(Recorded information Opens)
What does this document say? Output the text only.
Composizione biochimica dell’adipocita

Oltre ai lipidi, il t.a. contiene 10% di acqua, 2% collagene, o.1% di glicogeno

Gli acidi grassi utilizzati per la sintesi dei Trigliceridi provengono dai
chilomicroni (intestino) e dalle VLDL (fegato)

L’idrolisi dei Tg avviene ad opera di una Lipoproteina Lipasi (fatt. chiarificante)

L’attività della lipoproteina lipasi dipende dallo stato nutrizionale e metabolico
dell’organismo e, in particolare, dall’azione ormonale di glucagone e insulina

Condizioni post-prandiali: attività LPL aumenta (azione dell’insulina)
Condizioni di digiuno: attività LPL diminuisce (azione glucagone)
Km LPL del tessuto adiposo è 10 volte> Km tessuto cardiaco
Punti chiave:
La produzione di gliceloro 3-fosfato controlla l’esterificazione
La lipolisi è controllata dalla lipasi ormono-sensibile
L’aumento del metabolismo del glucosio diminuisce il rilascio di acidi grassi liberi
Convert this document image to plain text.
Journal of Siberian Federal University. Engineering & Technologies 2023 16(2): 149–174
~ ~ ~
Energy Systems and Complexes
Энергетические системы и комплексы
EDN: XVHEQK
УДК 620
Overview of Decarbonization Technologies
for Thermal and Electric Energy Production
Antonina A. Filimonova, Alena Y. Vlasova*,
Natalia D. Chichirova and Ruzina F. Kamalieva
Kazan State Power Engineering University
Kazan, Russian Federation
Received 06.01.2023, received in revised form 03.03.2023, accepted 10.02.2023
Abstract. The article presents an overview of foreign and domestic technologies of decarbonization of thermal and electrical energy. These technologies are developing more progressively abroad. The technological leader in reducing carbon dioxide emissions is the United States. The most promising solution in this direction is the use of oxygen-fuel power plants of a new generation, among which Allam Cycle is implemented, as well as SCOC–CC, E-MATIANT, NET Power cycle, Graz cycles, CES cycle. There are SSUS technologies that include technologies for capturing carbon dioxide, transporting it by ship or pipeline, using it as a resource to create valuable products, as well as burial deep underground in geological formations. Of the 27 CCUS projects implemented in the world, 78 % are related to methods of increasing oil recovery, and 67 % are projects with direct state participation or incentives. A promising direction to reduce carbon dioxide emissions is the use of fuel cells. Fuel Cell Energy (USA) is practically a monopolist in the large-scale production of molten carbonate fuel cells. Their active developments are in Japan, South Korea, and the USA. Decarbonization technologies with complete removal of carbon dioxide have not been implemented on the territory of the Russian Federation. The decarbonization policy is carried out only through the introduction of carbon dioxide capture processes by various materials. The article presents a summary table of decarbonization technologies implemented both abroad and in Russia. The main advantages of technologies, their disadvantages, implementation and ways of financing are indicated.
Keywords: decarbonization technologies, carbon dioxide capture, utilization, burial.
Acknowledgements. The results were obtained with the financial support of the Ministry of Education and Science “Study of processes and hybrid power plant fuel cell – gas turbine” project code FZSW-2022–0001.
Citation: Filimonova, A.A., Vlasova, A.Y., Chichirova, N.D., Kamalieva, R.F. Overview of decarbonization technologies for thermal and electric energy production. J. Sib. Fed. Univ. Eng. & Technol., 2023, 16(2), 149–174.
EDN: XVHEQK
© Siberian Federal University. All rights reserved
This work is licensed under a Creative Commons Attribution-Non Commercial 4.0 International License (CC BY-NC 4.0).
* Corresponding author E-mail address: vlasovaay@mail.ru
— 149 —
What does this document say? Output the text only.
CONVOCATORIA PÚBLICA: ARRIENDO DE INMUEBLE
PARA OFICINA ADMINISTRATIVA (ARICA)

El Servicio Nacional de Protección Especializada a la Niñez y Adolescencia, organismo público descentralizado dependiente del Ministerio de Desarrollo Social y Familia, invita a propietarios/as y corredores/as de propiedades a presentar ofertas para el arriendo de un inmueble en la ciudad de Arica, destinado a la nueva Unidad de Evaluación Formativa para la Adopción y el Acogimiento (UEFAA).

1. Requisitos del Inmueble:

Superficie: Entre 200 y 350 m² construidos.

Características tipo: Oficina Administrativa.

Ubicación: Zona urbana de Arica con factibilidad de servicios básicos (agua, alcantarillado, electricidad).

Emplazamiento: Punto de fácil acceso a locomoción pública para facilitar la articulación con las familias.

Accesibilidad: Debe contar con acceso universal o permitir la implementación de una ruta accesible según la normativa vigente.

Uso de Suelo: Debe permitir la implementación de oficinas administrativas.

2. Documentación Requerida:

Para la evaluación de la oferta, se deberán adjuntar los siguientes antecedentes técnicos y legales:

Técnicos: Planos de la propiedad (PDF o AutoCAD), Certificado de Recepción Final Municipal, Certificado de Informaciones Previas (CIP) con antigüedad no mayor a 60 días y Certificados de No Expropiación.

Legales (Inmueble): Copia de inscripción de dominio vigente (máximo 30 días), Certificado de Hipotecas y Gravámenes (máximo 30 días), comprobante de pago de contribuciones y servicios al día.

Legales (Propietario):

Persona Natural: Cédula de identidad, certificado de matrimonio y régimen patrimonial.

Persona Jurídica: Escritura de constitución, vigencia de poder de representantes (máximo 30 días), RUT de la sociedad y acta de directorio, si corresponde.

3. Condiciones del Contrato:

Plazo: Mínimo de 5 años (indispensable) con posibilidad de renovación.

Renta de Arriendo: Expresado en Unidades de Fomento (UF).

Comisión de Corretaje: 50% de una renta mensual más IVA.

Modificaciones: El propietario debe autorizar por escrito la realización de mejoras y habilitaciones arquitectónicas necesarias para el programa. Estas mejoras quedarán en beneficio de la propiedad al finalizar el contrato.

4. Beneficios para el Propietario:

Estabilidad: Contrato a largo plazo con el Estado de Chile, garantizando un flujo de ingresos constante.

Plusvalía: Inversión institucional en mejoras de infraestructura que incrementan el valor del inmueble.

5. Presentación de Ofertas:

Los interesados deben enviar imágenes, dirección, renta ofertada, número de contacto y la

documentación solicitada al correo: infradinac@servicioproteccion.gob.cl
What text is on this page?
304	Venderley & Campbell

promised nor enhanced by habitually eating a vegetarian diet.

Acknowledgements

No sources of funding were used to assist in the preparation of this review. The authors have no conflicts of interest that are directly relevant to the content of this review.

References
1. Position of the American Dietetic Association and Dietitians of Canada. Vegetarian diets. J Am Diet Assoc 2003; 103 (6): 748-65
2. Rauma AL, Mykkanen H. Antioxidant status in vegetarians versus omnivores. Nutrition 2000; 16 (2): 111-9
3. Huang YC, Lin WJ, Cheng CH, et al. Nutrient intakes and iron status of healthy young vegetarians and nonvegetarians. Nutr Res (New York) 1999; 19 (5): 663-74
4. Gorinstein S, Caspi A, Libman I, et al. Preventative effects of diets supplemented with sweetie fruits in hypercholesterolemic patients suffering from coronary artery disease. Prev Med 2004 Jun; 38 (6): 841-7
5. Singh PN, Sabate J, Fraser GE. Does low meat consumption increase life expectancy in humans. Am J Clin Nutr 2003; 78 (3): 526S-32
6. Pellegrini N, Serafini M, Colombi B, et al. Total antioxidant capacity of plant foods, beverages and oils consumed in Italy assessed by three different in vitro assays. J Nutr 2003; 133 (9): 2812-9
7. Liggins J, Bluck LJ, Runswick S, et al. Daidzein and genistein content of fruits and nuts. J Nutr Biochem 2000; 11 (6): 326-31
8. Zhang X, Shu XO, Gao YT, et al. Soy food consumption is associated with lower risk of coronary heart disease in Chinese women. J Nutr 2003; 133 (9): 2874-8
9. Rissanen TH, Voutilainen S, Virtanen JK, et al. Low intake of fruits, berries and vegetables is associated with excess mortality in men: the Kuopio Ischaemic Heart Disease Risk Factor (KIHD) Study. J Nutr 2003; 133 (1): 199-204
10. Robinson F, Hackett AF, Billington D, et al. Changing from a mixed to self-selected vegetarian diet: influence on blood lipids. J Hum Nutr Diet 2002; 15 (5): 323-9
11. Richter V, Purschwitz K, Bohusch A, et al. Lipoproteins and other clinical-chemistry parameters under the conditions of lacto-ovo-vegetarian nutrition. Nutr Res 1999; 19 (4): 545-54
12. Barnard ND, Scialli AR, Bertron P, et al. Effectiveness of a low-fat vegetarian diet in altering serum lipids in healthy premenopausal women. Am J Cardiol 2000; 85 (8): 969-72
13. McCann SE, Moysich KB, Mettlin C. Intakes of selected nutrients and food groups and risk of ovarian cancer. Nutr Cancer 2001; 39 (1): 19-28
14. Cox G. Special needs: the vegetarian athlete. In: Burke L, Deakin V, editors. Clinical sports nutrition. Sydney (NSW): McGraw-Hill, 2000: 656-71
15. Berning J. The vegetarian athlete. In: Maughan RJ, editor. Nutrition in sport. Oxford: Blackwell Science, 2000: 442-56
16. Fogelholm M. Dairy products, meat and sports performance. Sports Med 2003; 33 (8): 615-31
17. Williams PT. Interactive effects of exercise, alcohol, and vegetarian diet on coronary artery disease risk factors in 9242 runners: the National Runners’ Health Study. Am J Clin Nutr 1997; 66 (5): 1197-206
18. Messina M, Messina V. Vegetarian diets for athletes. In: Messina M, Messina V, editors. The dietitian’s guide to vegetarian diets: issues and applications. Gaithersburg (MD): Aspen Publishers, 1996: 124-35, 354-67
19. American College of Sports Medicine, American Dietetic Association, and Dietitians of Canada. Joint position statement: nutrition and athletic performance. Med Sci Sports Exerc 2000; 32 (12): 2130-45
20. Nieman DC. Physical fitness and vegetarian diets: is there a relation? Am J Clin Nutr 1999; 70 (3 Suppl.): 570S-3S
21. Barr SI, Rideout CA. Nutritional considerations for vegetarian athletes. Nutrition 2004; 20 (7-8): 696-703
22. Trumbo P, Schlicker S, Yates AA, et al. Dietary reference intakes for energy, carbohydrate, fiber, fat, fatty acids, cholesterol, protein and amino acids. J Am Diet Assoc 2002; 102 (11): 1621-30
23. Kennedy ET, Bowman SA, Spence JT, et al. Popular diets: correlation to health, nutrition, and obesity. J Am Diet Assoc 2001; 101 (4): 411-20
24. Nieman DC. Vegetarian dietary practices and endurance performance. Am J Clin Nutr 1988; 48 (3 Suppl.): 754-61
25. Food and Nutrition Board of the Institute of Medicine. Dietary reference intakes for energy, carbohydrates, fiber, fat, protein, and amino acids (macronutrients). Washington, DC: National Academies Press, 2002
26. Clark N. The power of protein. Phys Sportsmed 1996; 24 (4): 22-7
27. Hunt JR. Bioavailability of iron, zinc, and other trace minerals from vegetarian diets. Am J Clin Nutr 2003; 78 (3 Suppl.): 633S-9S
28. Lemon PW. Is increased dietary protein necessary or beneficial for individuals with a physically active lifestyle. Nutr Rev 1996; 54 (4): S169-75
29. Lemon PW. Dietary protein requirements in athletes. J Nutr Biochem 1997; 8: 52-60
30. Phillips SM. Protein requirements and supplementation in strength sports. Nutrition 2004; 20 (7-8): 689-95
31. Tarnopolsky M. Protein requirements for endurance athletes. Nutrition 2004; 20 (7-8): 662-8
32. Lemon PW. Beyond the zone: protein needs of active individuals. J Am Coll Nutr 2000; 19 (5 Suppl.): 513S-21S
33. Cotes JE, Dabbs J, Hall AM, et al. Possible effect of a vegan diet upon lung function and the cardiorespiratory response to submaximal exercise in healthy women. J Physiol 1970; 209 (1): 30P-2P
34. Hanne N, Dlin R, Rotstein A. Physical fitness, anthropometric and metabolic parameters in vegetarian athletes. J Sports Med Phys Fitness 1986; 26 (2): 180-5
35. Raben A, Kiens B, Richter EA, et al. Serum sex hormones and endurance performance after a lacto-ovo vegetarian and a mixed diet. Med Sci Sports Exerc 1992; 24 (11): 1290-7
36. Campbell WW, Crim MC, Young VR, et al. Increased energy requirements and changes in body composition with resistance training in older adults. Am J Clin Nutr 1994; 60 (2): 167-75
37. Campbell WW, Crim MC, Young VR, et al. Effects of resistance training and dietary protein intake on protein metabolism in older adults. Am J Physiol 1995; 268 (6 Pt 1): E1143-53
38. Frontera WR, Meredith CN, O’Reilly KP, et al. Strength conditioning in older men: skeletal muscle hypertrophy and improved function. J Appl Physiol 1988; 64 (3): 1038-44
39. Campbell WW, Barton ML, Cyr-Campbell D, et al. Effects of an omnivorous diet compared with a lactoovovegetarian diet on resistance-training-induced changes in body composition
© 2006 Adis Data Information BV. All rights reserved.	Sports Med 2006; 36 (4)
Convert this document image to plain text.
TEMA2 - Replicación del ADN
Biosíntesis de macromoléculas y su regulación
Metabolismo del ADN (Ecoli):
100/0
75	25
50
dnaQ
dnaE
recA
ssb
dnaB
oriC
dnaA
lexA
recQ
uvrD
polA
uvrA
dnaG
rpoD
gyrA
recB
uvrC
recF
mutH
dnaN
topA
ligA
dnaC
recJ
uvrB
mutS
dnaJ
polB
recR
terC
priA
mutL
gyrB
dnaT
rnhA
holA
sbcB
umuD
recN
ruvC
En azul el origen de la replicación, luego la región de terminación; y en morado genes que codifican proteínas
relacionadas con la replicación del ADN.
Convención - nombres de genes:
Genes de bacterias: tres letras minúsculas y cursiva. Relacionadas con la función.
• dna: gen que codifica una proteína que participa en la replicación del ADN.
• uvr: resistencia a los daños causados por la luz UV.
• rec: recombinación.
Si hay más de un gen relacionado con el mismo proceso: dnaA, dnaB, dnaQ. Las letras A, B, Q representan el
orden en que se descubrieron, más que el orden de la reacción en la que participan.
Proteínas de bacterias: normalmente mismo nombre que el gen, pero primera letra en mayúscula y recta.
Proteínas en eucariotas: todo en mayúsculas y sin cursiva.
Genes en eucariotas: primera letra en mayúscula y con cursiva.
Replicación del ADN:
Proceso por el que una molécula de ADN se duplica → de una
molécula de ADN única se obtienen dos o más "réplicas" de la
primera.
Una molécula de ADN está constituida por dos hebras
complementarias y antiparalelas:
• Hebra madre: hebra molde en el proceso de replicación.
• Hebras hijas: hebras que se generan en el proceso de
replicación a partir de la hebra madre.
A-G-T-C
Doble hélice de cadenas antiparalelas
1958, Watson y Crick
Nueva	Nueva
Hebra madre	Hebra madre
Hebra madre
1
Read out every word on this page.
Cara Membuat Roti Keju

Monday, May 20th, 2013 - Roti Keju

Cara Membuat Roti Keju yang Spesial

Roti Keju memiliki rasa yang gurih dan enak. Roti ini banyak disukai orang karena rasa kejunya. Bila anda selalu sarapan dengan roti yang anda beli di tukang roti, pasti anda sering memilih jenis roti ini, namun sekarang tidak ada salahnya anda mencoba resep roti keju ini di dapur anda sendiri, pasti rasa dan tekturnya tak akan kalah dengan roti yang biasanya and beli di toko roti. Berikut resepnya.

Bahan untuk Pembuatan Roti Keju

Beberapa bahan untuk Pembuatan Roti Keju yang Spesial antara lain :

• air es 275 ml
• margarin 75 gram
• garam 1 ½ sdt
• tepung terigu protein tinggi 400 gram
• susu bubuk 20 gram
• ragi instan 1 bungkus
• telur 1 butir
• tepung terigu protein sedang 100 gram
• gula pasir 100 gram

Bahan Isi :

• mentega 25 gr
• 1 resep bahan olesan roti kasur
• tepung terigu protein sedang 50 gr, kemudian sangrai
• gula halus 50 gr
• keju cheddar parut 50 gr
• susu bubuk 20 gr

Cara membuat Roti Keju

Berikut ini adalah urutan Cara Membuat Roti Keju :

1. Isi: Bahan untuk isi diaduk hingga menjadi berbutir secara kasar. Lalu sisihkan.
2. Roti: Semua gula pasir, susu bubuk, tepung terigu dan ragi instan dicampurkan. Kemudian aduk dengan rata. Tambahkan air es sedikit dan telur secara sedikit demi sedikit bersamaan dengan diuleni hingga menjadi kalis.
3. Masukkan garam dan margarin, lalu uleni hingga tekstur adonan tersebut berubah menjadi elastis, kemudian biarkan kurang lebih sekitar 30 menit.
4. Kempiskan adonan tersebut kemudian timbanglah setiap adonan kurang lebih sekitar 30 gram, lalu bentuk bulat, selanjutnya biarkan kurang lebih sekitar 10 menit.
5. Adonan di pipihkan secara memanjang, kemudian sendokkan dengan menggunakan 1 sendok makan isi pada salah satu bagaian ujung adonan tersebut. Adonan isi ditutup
(Recorded information Closes)
What the exercise asks — Out of the records above, pick each line that contains the string "Dietitians".

Solution to this exercise —
1. Position of the American Dietetic Association and Dietitians of Canada. Vegetarian diets. J Am Diet Assoc 2003; 103 (6): 748-65
19. American College of Sports Medicine, American Dietetic Association, and Dietitians of Canada. Joint position statement: nutrition and athletic performance. Med Sci Sports Exerc 2000; 32 (12): 2130-45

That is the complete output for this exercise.